## SET EXERCISE
Copy each of the entries below back out word for word, with no changes.

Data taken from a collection
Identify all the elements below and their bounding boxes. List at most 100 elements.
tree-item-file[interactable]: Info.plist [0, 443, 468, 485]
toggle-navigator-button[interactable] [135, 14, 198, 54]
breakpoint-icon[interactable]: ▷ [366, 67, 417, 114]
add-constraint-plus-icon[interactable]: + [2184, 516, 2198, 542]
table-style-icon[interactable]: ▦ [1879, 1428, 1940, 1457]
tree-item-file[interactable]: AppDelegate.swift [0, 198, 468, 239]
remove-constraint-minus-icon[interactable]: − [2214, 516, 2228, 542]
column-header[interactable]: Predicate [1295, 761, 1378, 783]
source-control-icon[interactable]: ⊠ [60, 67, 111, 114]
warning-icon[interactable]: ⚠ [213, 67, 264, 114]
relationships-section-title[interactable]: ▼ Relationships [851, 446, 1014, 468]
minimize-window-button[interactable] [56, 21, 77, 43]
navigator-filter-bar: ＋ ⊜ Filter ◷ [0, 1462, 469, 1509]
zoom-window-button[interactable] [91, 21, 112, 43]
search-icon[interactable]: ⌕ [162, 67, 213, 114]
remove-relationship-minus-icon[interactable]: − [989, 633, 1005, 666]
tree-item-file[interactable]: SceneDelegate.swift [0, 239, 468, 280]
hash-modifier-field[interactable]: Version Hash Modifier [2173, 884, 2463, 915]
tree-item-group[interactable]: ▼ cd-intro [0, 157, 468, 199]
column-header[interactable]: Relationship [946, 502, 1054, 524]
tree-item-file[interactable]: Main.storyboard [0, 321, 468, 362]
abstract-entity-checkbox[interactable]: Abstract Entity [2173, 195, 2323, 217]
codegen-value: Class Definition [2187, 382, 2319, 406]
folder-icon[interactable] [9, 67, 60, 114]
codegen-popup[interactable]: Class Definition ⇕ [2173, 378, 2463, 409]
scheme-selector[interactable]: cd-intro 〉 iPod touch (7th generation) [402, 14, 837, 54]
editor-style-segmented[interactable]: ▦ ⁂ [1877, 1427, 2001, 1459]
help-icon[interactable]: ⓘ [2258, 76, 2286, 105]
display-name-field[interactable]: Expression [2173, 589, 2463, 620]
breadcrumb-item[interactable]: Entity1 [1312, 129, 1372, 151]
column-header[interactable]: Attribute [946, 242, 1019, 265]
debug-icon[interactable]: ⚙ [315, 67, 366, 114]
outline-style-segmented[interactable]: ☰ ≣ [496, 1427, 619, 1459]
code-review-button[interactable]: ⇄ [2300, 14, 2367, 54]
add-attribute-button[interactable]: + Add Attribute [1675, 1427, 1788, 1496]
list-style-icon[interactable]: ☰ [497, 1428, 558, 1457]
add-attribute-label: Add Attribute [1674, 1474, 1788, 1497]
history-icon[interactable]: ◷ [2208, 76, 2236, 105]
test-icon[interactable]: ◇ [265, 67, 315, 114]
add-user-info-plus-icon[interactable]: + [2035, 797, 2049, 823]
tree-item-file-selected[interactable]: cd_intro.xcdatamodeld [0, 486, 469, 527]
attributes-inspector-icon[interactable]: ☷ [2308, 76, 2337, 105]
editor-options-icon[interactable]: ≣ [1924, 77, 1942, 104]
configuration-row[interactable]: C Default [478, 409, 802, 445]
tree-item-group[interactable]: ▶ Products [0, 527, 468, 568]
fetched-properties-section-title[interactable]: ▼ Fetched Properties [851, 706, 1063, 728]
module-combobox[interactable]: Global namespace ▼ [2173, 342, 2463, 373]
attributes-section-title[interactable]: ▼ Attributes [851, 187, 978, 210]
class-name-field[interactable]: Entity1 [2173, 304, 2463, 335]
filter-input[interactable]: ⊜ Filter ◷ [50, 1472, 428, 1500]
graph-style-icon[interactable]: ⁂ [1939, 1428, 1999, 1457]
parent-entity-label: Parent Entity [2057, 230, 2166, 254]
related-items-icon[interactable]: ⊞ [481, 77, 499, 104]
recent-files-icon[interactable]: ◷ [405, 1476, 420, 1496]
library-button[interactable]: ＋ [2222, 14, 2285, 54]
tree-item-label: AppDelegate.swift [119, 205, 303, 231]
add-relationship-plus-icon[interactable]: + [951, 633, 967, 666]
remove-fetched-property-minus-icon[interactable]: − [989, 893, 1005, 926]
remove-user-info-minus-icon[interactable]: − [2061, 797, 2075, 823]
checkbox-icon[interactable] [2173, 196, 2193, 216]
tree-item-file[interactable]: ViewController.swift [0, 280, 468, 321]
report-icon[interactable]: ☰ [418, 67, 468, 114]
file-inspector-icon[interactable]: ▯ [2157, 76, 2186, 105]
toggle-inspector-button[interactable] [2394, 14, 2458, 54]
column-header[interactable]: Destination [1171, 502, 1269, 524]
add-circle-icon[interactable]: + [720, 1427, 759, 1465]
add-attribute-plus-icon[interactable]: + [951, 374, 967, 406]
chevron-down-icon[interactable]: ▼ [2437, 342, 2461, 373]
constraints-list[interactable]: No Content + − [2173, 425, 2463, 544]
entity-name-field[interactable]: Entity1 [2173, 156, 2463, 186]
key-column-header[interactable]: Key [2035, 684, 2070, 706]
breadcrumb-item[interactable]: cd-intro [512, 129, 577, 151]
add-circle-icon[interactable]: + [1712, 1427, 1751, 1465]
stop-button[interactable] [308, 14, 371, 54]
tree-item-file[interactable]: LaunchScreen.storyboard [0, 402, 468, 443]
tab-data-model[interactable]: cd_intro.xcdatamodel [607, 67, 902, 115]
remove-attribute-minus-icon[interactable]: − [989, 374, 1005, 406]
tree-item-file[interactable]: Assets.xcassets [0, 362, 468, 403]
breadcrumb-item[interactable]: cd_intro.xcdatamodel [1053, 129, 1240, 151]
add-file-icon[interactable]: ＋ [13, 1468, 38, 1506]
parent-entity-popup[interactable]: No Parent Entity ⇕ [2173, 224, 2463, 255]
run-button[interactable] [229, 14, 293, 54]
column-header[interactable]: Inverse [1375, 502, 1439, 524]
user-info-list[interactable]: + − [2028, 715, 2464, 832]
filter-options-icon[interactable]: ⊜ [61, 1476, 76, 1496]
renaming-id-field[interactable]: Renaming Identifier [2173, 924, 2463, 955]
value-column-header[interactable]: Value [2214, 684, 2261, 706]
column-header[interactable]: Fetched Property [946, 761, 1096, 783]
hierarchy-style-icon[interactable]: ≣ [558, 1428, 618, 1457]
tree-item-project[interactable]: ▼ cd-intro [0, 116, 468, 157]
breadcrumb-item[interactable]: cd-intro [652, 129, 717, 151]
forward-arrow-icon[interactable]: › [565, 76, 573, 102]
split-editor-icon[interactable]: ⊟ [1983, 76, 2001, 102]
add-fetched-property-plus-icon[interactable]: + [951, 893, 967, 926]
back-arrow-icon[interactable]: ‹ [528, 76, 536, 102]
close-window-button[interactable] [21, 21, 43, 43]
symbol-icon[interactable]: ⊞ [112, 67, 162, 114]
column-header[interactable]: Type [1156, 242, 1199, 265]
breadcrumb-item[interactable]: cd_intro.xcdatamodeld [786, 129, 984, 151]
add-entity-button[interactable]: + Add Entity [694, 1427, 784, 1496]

## OUTPUT FOR THIS EXERCISE
Identify all the elements below and their bounding boxes. List at most 100 elements.
tree-item-file[interactable]: Info.plist [0, 443, 468, 485]
toggle-navigator-button[interactable] [135, 14, 198, 54]
breakpoint-icon[interactable]: ▷ [366, 67, 417, 114]
add-constraint-plus-icon[interactable]: + [2184, 516, 2198, 542]
table-style-icon[interactable]: ▦ [1879, 1428, 1940, 1457]
tree-item-file[interactable]: AppDelegate.swift [0, 198, 468, 239]
remove-constraint-minus-icon[interactable]: − [2214, 516, 2228, 542]
column-header[interactable]: Predicate [1295, 761, 1378, 783]
source-control-icon[interactable]: ⊠ [60, 67, 111, 114]
warning-icon[interactable]: ⚠ [213, 67, 264, 114]
relationships-section-title[interactable]: ▼ Relationships [851, 446, 1014, 468]
minimize-window-button[interactable] [56, 21, 77, 43]
navigator-filter-bar: ＋ ⊜ Filter ◷ [0, 1462, 469, 1509]
zoom-window-button[interactable] [91, 21, 112, 43]
search-icon[interactable]: ⌕ [162, 67, 213, 114]
remove-relationship-minus-icon[interactable]: − [989, 633, 1005, 666]
tree-item-file[interactable]: SceneDelegate.swift [0, 239, 468, 280]
hash-modifier-field[interactable]: Version Hash Modifier [2173, 884, 2463, 915]
tree-item-group[interactable]: ▼ cd-intro [0, 157, 468, 199]
column-header[interactable]: Relationship [946, 502, 1054, 524]
tree-item-file[interactable]: Main.storyboard [0, 321, 468, 362]
abstract-entity-checkbox[interactable]: Abstract Entity [2173, 195, 2323, 217]
codegen-value: Class Definition [2187, 382, 2319, 406]
folder-icon[interactable] [9, 67, 60, 114]
codegen-popup[interactable]: Class Definition ⇕ [2173, 378, 2463, 409]
scheme-selector[interactable]: cd-intro 〉 iPod touch (7th generation) [402, 14, 837, 54]
editor-style-segmented[interactable]: ▦ ⁂ [1877, 1427, 2001, 1459]
help-icon[interactable]: ⓘ [2258, 76, 2286, 105]
display-name-field[interactable]: Expression [2173, 589, 2463, 620]
breadcrumb-item[interactable]: Entity1 [1312, 129, 1372, 151]
column-header[interactable]: Attribute [946, 242, 1019, 265]
debug-icon[interactable]: ⚙ [315, 67, 366, 114]
outline-style-segmented[interactable]: ☰ ≣ [496, 1427, 619, 1459]
code-review-button[interactable]: ⇄ [2300, 14, 2367, 54]
add-attribute-button[interactable]: + Add Attribute [1675, 1427, 1788, 1496]
list-style-icon[interactable]: ☰ [497, 1428, 558, 1457]
add-attribute-label: Add Attribute [1674, 1474, 1788, 1497]
history-icon[interactable]: ◷ [2208, 76, 2236, 105]
test-icon[interactable]: ◇ [265, 67, 315, 114]
add-user-info-plus-icon[interactable]: + [2035, 797, 2049, 823]
tree-item-file-selected[interactable]: cd_intro.xcdatamodeld [0, 486, 469, 527]
attributes-inspector-icon[interactable]: ☷ [2308, 76, 2337, 105]
editor-options-icon[interactable]: ≣ [1924, 77, 1942, 104]
configuration-row[interactable]: C Default [478, 409, 802, 445]
tree-item-group[interactable]: ▶ Products [0, 527, 468, 568]
fetched-properties-section-title[interactable]: ▼ Fetched Properties [851, 706, 1063, 728]
module-combobox[interactable]: Global namespace ▼ [2173, 342, 2463, 373]
attributes-section-title[interactable]: ▼ Attributes [851, 187, 978, 210]
class-name-field[interactable]: Entity1 [2173, 304, 2463, 335]
filter-input[interactable]: ⊜ Filter ◷ [50, 1472, 428, 1500]
graph-style-icon[interactable]: ⁂ [1939, 1428, 1999, 1457]
parent-entity-label: Parent Entity [2057, 230, 2166, 254]
related-items-icon[interactable]: ⊞ [481, 77, 499, 104]
recent-files-icon[interactable]: ◷ [405, 1476, 420, 1496]
library-button[interactable]: ＋ [2222, 14, 2285, 54]
tree-item-label: AppDelegate.swift [119, 205, 303, 231]
add-relationship-plus-icon[interactable]: + [951, 633, 967, 666]
remove-fetched-property-minus-icon[interactable]: − [989, 893, 1005, 926]
remove-user-info-minus-icon[interactable]: − [2061, 797, 2075, 823]
checkbox-icon[interactable] [2173, 196, 2193, 216]
tree-item-file[interactable]: ViewController.swift [0, 280, 468, 321]
report-icon[interactable]: ☰ [418, 67, 468, 114]
file-inspector-icon[interactable]: ▯ [2157, 76, 2186, 105]
toggle-inspector-button[interactable] [2394, 14, 2458, 54]
column-header[interactable]: Destination [1171, 502, 1269, 524]
add-circle-icon[interactable]: + [720, 1427, 759, 1465]
add-attribute-plus-icon[interactable]: + [951, 374, 967, 406]
chevron-down-icon[interactable]: ▼ [2437, 342, 2461, 373]
constraints-list[interactable]: No Content + − [2173, 425, 2463, 544]
entity-name-field[interactable]: Entity1 [2173, 156, 2463, 186]
key-column-header[interactable]: Key [2035, 684, 2070, 706]
breadcrumb-item[interactable]: cd-intro [512, 129, 577, 151]
add-circle-icon[interactable]: + [1712, 1427, 1751, 1465]
stop-button[interactable] [308, 14, 371, 54]
tree-item-file[interactable]: LaunchScreen.storyboard [0, 402, 468, 443]
tab-data-model[interactable]: cd_intro.xcdatamodel [607, 67, 902, 115]
remove-attribute-minus-icon[interactable]: − [989, 374, 1005, 406]
tree-item-file[interactable]: Assets.xcassets [0, 362, 468, 403]
breadcrumb-item[interactable]: cd_intro.xcdatamodel [1053, 129, 1240, 151]
add-file-icon[interactable]: ＋ [13, 1468, 38, 1506]
parent-entity-popup[interactable]: No Parent Entity ⇕ [2173, 224, 2463, 255]
run-button[interactable] [229, 14, 293, 54]
column-header[interactable]: Inverse [1375, 502, 1439, 524]
user-info-list[interactable]: + − [2028, 715, 2464, 832]
filter-options-icon[interactable]: ⊜ [61, 1476, 76, 1496]
renaming-id-field[interactable]: Renaming Identifier [2173, 924, 2463, 955]
value-column-header[interactable]: Value [2214, 684, 2261, 706]
column-header[interactable]: Fetched Property [946, 761, 1096, 783]
hierarchy-style-icon[interactable]: ≣ [558, 1428, 618, 1457]
tree-item-project[interactable]: ▼ cd-intro [0, 116, 468, 157]
breadcrumb-item[interactable]: cd-intro [652, 129, 717, 151]
forward-arrow-icon[interactable]: › [565, 76, 573, 102]
split-editor-icon[interactable]: ⊟ [1983, 76, 2001, 102]
add-fetched-property-plus-icon[interactable]: + [951, 893, 967, 926]
back-arrow-icon[interactable]: ‹ [528, 76, 536, 102]
close-window-button[interactable] [21, 21, 43, 43]
symbol-icon[interactable]: ⊞ [112, 67, 162, 114]
column-header[interactable]: Type [1156, 242, 1199, 265]
breadcrumb-item[interactable]: cd_intro.xcdatamodeld [786, 129, 984, 151]
add-entity-button[interactable]: + Add Entity [694, 1427, 784, 1496]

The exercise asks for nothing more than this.